EXCERPT PROVIDED:

•••

Cellular neurothekeoma is a frequent source of diagnostic difficulty. In order to gain more insight into the range of histologic features of cellular neurothekeoma, we examined all cases from our institution, with a focus on describing atypical histologic features. Cases with sufficient histologic material for evaluation were retrieved. Cases were analyzed for demographics, growth pattern, myxoid stroma, cytologic atypia, mitotic rate, perineural invasion, and other histologic features. The 37 patients (16 M; 21 F) had a mean age of 31.0 years (range: 4–89). Tumors involved the head and neck (n=16), arms (n=11), trunk and shoulders (n=8), and foot (n=2). All cases had at least focal nesting of epithelioid to spindled tumors cells characteristic of cellular neurothekeoma. In many, alternate growth patterns were present and represented the dominant pattern in some. These patterns included fascicular (n=9), sheet-like (n=6), and corded (n=4). Myxoid stroma was present in 14 and was prominent in 5. Cytologic atypia was present in 19 patients, with 3 having severe atypia. Mean mitotic rate was 2.0/mm2 (range 0–10 per mm2). Neurotropism was seen in four cases. Other unusual features included collagen trapping, giant cells, hemorrhage, lymphocytic cuffing, chondroid stroma, and cellular vacuolization. Cellular neurothekeoma has a wider range of features than is commonly recognized. The presence of nests of epithelioid tumor cells with characteristic cytologic features, no matter how focal, is a clue to the diagnosis.

•••

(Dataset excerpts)
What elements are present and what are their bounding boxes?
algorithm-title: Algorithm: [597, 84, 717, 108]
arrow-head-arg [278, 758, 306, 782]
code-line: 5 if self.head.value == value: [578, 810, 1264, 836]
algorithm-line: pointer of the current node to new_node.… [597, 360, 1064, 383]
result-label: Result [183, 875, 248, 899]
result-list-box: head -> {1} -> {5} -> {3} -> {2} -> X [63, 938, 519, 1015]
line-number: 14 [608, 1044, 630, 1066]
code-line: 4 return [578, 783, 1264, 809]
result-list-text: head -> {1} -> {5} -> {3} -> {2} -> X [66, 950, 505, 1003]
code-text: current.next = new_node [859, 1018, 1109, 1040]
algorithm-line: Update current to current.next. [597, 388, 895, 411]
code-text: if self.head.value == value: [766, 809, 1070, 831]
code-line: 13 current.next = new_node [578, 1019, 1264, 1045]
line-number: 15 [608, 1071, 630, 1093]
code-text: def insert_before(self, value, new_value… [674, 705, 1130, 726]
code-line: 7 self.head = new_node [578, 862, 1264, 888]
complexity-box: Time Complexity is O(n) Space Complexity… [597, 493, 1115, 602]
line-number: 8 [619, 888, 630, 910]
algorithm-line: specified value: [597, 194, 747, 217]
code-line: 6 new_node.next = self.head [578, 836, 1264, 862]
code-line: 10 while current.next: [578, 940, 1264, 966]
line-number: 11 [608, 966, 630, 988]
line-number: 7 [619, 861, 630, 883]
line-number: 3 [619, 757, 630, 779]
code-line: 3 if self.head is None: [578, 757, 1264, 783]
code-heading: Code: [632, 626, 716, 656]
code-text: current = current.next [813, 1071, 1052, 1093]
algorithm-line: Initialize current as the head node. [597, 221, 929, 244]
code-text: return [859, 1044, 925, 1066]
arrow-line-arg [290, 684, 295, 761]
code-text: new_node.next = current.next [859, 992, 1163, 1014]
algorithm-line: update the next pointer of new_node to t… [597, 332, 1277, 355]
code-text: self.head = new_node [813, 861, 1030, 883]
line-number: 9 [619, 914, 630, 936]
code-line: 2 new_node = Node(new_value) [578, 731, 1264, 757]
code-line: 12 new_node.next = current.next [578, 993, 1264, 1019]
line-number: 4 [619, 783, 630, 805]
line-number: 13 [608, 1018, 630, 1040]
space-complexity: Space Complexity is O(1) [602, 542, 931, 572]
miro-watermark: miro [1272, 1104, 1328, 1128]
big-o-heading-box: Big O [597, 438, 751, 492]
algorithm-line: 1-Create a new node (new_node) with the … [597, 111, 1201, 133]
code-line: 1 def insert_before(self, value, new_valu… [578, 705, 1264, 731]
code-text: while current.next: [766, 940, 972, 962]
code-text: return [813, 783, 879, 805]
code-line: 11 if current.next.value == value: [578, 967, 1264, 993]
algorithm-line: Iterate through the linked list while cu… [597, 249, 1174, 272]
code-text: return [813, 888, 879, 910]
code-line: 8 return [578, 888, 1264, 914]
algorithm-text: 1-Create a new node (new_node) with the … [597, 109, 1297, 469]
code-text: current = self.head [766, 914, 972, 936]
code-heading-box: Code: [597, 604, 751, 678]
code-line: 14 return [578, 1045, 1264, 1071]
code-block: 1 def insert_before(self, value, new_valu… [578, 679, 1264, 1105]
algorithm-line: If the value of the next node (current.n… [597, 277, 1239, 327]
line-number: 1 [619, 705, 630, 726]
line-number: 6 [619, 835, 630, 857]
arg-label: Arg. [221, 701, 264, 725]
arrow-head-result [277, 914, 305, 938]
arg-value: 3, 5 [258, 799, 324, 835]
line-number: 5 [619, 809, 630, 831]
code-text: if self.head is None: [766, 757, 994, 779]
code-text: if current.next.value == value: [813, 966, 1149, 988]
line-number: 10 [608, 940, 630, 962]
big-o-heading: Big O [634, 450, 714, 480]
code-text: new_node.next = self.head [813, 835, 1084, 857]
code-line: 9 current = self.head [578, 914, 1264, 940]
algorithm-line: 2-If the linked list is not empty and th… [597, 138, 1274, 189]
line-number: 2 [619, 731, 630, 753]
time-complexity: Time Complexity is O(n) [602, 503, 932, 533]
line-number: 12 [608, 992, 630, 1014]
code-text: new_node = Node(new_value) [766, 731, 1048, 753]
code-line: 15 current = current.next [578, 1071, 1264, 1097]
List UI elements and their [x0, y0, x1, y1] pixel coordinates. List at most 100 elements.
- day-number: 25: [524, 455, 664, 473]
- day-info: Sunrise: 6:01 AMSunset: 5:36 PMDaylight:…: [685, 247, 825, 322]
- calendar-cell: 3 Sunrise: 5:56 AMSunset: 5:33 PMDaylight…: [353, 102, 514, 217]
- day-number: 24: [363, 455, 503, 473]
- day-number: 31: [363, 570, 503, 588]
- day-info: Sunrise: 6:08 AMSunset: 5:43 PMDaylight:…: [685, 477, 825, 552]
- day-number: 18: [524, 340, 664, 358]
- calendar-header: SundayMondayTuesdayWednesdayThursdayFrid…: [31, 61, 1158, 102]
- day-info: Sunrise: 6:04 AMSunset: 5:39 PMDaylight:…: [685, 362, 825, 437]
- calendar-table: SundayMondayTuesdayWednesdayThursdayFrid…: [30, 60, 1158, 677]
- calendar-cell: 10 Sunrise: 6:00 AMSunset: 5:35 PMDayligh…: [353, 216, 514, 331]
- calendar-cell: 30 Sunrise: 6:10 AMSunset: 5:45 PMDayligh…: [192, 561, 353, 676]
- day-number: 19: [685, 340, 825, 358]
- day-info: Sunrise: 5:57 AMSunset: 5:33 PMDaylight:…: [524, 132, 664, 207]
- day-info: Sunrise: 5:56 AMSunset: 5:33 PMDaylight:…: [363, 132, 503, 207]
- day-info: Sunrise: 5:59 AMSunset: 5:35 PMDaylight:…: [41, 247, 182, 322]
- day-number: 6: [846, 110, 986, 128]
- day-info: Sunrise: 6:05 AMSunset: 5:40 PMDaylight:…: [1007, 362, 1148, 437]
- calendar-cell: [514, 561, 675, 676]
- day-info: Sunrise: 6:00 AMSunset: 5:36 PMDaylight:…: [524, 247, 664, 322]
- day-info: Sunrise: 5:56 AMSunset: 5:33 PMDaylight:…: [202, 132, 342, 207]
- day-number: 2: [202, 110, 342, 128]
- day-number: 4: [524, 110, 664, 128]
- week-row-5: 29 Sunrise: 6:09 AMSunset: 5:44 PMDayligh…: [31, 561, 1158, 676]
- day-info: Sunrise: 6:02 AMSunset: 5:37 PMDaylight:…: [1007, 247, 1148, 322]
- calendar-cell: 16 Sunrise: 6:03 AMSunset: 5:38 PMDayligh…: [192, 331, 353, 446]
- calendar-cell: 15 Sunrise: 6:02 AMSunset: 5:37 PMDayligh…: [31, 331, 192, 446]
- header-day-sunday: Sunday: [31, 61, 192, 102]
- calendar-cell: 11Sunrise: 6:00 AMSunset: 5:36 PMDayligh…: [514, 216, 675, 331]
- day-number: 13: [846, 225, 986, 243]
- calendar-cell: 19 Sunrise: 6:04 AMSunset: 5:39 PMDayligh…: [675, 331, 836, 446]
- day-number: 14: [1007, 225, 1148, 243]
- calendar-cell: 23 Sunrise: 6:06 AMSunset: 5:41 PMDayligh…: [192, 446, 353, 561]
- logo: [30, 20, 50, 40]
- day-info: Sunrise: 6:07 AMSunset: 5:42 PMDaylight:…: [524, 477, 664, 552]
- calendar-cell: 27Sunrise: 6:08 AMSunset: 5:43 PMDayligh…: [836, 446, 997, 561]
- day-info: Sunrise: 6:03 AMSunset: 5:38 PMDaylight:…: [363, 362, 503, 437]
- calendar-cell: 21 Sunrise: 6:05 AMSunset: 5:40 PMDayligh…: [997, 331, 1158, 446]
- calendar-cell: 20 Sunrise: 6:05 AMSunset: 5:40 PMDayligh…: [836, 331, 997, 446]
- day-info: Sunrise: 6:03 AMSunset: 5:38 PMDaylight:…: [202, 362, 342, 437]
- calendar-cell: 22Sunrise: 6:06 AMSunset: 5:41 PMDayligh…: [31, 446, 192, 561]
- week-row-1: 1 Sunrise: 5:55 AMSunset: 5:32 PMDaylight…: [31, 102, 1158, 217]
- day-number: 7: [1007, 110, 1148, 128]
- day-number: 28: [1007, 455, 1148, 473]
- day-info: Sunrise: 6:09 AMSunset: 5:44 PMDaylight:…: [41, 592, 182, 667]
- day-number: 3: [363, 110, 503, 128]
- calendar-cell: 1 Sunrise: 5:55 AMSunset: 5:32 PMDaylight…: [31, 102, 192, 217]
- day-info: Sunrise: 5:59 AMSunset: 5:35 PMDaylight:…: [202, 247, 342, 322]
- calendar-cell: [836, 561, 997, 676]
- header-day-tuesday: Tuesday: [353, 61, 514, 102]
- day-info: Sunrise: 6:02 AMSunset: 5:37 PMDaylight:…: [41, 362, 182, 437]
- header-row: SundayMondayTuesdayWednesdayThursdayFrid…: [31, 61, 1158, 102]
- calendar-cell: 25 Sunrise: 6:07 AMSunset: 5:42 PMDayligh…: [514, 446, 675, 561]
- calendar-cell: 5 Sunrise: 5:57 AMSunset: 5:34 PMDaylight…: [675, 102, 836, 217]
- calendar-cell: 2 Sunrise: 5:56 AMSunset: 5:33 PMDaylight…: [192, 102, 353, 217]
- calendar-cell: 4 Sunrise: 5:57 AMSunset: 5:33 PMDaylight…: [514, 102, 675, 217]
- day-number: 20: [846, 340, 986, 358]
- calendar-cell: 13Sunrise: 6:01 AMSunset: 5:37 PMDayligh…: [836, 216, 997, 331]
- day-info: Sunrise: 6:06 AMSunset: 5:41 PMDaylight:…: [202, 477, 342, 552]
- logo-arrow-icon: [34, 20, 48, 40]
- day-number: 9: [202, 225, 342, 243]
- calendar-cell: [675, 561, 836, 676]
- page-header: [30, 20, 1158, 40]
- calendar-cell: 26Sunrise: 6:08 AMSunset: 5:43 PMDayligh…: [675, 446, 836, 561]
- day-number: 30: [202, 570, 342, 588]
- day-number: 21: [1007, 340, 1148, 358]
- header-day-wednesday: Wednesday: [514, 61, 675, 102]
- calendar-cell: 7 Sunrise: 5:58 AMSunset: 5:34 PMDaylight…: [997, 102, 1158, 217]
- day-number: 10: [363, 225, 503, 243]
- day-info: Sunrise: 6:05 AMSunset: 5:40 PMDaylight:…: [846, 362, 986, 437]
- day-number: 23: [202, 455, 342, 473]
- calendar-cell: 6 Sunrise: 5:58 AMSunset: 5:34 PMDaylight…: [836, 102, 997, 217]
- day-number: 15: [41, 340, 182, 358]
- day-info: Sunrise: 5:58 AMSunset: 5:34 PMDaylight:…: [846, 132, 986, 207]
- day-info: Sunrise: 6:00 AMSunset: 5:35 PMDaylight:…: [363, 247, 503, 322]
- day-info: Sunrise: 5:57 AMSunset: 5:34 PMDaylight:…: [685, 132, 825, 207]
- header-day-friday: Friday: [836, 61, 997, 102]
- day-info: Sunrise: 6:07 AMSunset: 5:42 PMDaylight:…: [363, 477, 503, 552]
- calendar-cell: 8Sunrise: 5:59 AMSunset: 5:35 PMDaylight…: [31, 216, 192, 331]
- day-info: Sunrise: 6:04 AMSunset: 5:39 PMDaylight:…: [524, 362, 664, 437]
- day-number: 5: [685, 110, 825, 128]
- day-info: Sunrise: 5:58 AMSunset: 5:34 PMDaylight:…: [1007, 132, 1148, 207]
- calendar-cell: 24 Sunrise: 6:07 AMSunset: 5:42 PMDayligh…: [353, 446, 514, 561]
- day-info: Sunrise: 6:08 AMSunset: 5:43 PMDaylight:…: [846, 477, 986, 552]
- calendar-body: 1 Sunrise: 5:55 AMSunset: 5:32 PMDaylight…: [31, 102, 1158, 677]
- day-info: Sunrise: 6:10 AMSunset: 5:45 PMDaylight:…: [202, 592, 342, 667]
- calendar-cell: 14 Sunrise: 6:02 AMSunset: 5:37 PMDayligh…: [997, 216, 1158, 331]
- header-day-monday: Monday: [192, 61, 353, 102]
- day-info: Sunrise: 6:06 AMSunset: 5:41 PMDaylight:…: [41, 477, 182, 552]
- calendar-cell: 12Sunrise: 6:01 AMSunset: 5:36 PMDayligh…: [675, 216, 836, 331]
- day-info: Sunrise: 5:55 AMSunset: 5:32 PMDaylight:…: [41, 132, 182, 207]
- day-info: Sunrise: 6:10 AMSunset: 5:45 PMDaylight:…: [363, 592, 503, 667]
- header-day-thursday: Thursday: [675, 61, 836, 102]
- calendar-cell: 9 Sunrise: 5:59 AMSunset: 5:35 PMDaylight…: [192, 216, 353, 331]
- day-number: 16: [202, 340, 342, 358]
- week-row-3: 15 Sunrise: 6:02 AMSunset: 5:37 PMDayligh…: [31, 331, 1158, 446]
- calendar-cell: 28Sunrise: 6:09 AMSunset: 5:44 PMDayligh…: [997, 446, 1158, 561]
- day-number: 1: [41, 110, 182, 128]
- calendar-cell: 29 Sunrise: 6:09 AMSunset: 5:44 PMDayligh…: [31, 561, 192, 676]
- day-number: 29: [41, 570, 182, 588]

•••

SET OF TASKS:
a) Answer the following questions from the cellular neurothekeoma excerpt, marking each answer (i), (ii), or (iii) on its own line.
(i) How many patients were studied, and how many were male and how many female?
(ii) In how many cases was neurotropism seen?
(iii) What was the mean mitotic rate?
b) Pick up the cellular neurothekeoma excerpt after its final sentence and continue it in the same formal voice.
The records are separate material and are unrelated to the cellular neurothekeoma excerpt.

YOUR RESPONSES:
a)
(i) 37 patients: 16 male and 21 female.
(ii) Four cases.
(iii) 2.0/mm2.

b)
Cellular neurothekeoma, formerly considered a nerve sheath tumor, is a dermal neoplasm of presumed fibrohistiocytic lineage.1, 2, 3 They typically occur on the head, neck, and upper body of young adults, with a slight female predominance.2, 3, 4 The classic histology of cellular neurothekeoma is of a dermal-based lesion with a lobular growth pattern that forms nests with a swirling to slightly fascicular growth pattern. The tumor cells are epithelioid to spindled with abundant pale eosinophilic cytoplasm, oval nuclei with pinpoint nucleoli. Although most cellular neurothekeomas display these characteristic histologic features, atypical features have been described, including prominent myxoid stroma, cytologic atypia, infiltrative growth, vascular invasion, perineural invasion, fascicular and plexiform growth patterns, and dense hyalinized stroma.3, 4, 5, 6, 7, 8, 9 When atypical features are present, the diagnosis of cellular neurothekeoma can be challenging. For this reason, cellular neurothekeoma with atypical features is a relatively frequent source of referral to our consultation practice. In order to gain more insight into the range of histologic features of cellular neurothekeoma, we examined a large series from our practice with a focus on describing unusual features.

Materials and methods

We retrieved all cases of cellular neurothekeoma from 1980 to 2012 with sufficient histologic material. We recorded the demographic features and reviewed all slides including H&E-stained sections and immunohistochemical stains. Cases were analyzed for a variety of histologic features such as growth pattern, presence of myxoid stroma, cytologic atypia, mitotic rate, perineural invasion, and vascular invasion. The degree of myxoid stoma was classified as absent, mild (10–25%), or prominent (>25%) The cytologic atypia and pleomorphism were classified as mild, moderate, or severe. Mitotic rate was calculated using the hot spot method per square millimeter similar to the technique employed in the evaluation of melanomas. Any other atypical features were noted. Results of the immunohistochemical stains were abstracted from reports and, when available, re-reviewed. Reviewed immunohistochemical stains were scored as negative (<5% positivity), weakly positive (5–25% positivity), or positive (>25% positivity).


After cases with insufficient material were excluded, 37 cases met selection criteria. The tumors were more common in young adults with a mean age of 31 years (range 4–89 years). Similar with previous studies, there was a slight female predominance with a M/F ratio of 1:1.3. The tumors involved the head and neck (n=16), arms (n=9), trunk and shoulders (n=9), foot (n=2), and hand (n=1). The clinical parameters are summarized in Table 1.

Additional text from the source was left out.